**To do**. Copy verbatim every line of the records from the one containing "Point bbox=[104, 500, 127, 514]" through the one containing "Point bbox=[907, 696, 929, 710]", inclusive.
* * * * * * * * *
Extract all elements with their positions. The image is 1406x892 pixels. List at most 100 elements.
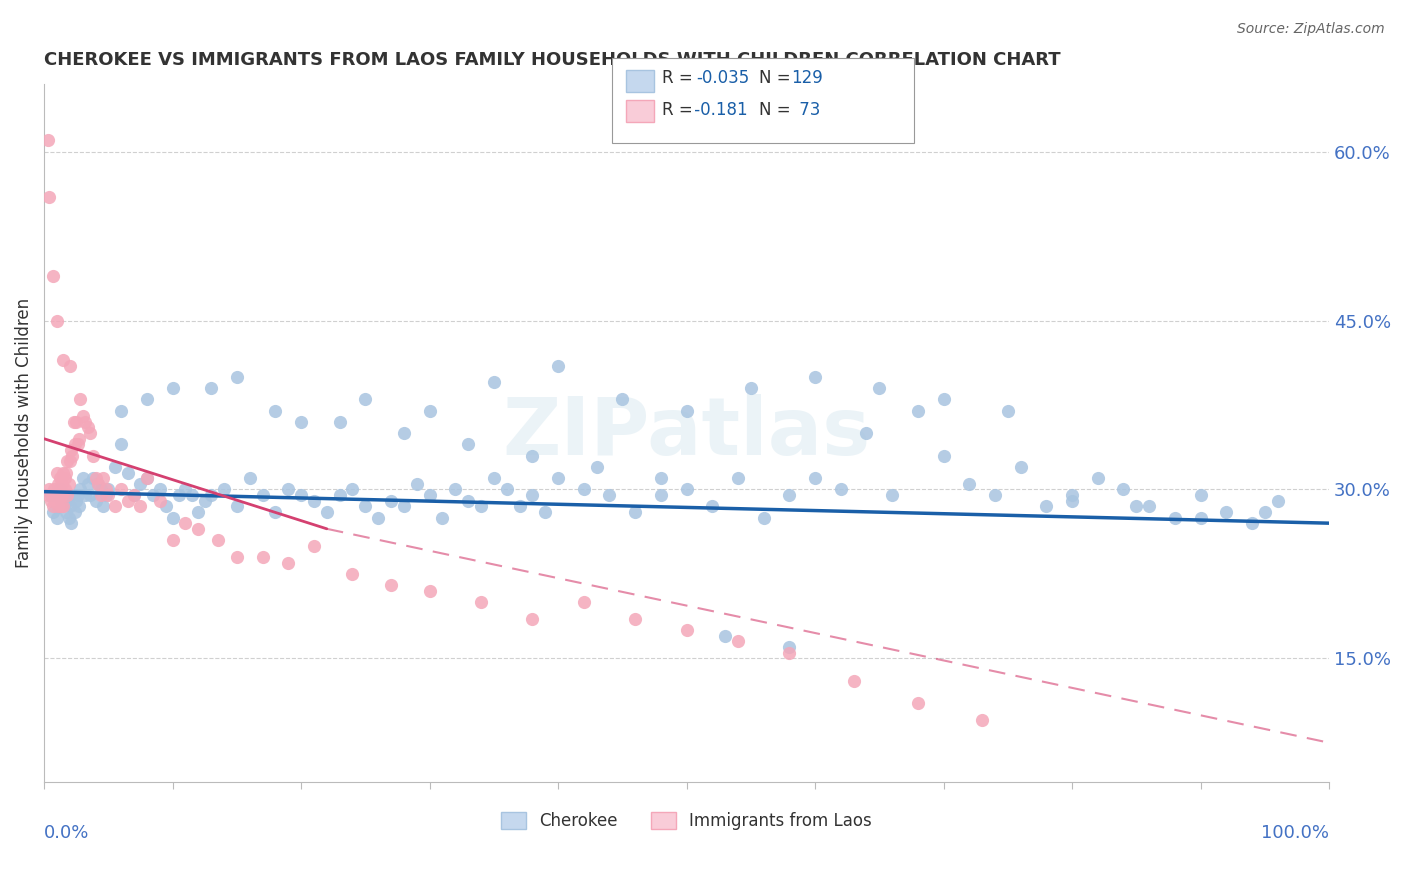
Point bbox=[104, 500, 127, 514]
Text: 129: 129 bbox=[792, 69, 824, 87]
Point bbox=[55, 466, 77, 480]
Point bbox=[56, 488, 79, 502]
Point bbox=[142, 488, 165, 502]
Point bbox=[1267, 493, 1289, 508]
Point bbox=[187, 522, 209, 536]
Point bbox=[94, 488, 117, 502]
Point bbox=[1189, 488, 1212, 502]
Point bbox=[117, 466, 139, 480]
Point bbox=[66, 437, 89, 451]
Point bbox=[135, 471, 157, 485]
Point bbox=[534, 505, 557, 519]
Point bbox=[1112, 483, 1135, 497]
Point bbox=[60, 516, 83, 531]
Point bbox=[367, 510, 389, 524]
Point bbox=[180, 488, 202, 502]
Point bbox=[194, 493, 217, 508]
Legend: Cherokee, Immigrants from Laos: Cherokee, Immigrants from Laos bbox=[495, 805, 879, 837]
Point bbox=[44, 483, 66, 497]
Point bbox=[58, 476, 80, 491]
Point bbox=[212, 483, 235, 497]
Point bbox=[547, 471, 569, 485]
Point bbox=[155, 500, 177, 514]
Point bbox=[868, 381, 890, 395]
Point bbox=[129, 500, 152, 514]
Point bbox=[94, 483, 117, 497]
Point bbox=[49, 500, 72, 514]
Point bbox=[239, 471, 262, 485]
Point bbox=[76, 476, 98, 491]
Point bbox=[162, 381, 184, 395]
Point bbox=[59, 500, 82, 514]
Point bbox=[84, 493, 107, 508]
Point bbox=[984, 488, 1007, 502]
Point bbox=[135, 392, 157, 407]
Point bbox=[290, 415, 312, 429]
Point bbox=[51, 488, 73, 502]
Point bbox=[110, 403, 132, 417]
Point bbox=[104, 459, 127, 474]
Point bbox=[302, 493, 325, 508]
Text: R =: R = bbox=[662, 69, 699, 87]
Point bbox=[122, 488, 145, 502]
Point bbox=[598, 488, 620, 502]
Point bbox=[970, 713, 993, 727]
Point bbox=[174, 483, 197, 497]
Point bbox=[1240, 516, 1263, 531]
Point bbox=[354, 500, 377, 514]
Point bbox=[392, 426, 415, 441]
Text: CHEROKEE VS IMMIGRANTS FROM LAOS FAMILY HOUSEHOLDS WITH CHILDREN CORRELATION CHA: CHEROKEE VS IMMIGRANTS FROM LAOS FAMILY … bbox=[44, 51, 1060, 69]
Point bbox=[907, 696, 929, 710]
Text: R =: R = bbox=[662, 101, 699, 119]
Text: ZIPatlas: ZIPatlas bbox=[502, 394, 870, 472]
Point bbox=[82, 471, 104, 485]
Point bbox=[547, 359, 569, 373]
Point bbox=[46, 500, 69, 514]
Point bbox=[855, 426, 877, 441]
Point bbox=[51, 500, 73, 514]
Point bbox=[45, 493, 67, 508]
Point bbox=[97, 483, 120, 497]
Point bbox=[60, 488, 83, 502]
Point bbox=[522, 488, 544, 502]
Point bbox=[110, 483, 132, 497]
Point bbox=[37, 488, 59, 502]
Text: 100.0%: 100.0% bbox=[1261, 824, 1329, 842]
Point bbox=[52, 500, 75, 514]
Point bbox=[290, 488, 312, 502]
Point bbox=[174, 516, 197, 531]
Point bbox=[58, 510, 80, 524]
Point bbox=[315, 505, 337, 519]
Point bbox=[277, 556, 299, 570]
Point bbox=[55, 505, 77, 519]
Point bbox=[91, 471, 114, 485]
Point bbox=[778, 646, 800, 660]
Point bbox=[727, 471, 749, 485]
Point bbox=[69, 392, 91, 407]
Point bbox=[932, 392, 955, 407]
Point bbox=[842, 673, 865, 688]
Point bbox=[432, 510, 454, 524]
Point bbox=[752, 510, 775, 524]
Point bbox=[1060, 488, 1083, 502]
Point bbox=[122, 488, 145, 502]
Text: N =: N = bbox=[759, 101, 796, 119]
Point bbox=[49, 493, 72, 508]
Point bbox=[53, 488, 76, 502]
Point bbox=[60, 442, 83, 457]
Point bbox=[804, 369, 827, 384]
Point bbox=[957, 476, 980, 491]
Point bbox=[612, 392, 634, 407]
Point bbox=[882, 488, 904, 502]
Point bbox=[675, 483, 697, 497]
Point bbox=[624, 505, 647, 519]
Point bbox=[419, 583, 441, 598]
Point bbox=[727, 634, 749, 648]
Point bbox=[79, 426, 101, 441]
Point bbox=[48, 471, 70, 485]
Point bbox=[72, 409, 94, 424]
Point bbox=[53, 471, 76, 485]
Point bbox=[37, 133, 59, 147]
Point bbox=[59, 454, 82, 468]
Point bbox=[342, 566, 364, 581]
* * * * * * * * *
**Full solution**.
Point bbox=[104, 500, 127, 514]
Text: 129: 129 bbox=[792, 69, 824, 87]
Point bbox=[55, 466, 77, 480]
Point bbox=[56, 488, 79, 502]
Point bbox=[142, 488, 165, 502]
Point bbox=[1267, 493, 1289, 508]
Point bbox=[187, 522, 209, 536]
Point bbox=[94, 488, 117, 502]
Point bbox=[1189, 488, 1212, 502]
Point bbox=[117, 466, 139, 480]
Point bbox=[66, 437, 89, 451]
Point bbox=[135, 471, 157, 485]
Point bbox=[534, 505, 557, 519]
Point bbox=[1112, 483, 1135, 497]
Point bbox=[60, 516, 83, 531]
Point bbox=[367, 510, 389, 524]
Point bbox=[180, 488, 202, 502]
Point bbox=[194, 493, 217, 508]
Legend: Cherokee, Immigrants from Laos: Cherokee, Immigrants from Laos bbox=[495, 805, 879, 837]
Point bbox=[44, 483, 66, 497]
Point bbox=[58, 476, 80, 491]
Point bbox=[212, 483, 235, 497]
Point bbox=[547, 471, 569, 485]
Point bbox=[155, 500, 177, 514]
Point bbox=[868, 381, 890, 395]
Point bbox=[129, 500, 152, 514]
Point bbox=[94, 483, 117, 497]
Point bbox=[49, 500, 72, 514]
Point bbox=[239, 471, 262, 485]
Point bbox=[76, 476, 98, 491]
Point bbox=[162, 381, 184, 395]
Point bbox=[59, 500, 82, 514]
Point bbox=[84, 493, 107, 508]
Point bbox=[984, 488, 1007, 502]
Point bbox=[135, 392, 157, 407]
Point bbox=[290, 415, 312, 429]
Point bbox=[51, 488, 73, 502]
Point bbox=[110, 403, 132, 417]
Point bbox=[104, 459, 127, 474]
Point bbox=[302, 493, 325, 508]
Text: R =: R = bbox=[662, 69, 699, 87]
Point bbox=[122, 488, 145, 502]
Point bbox=[598, 488, 620, 502]
Point bbox=[970, 713, 993, 727]
Point bbox=[174, 483, 197, 497]
Point bbox=[1240, 516, 1263, 531]
Point bbox=[354, 500, 377, 514]
Point bbox=[392, 426, 415, 441]
Text: CHEROKEE VS IMMIGRANTS FROM LAOS FAMILY HOUSEHOLDS WITH CHILDREN CORRELATION CHA: CHEROKEE VS IMMIGRANTS FROM LAOS FAMILY … bbox=[44, 51, 1060, 69]
Point bbox=[907, 696, 929, 710]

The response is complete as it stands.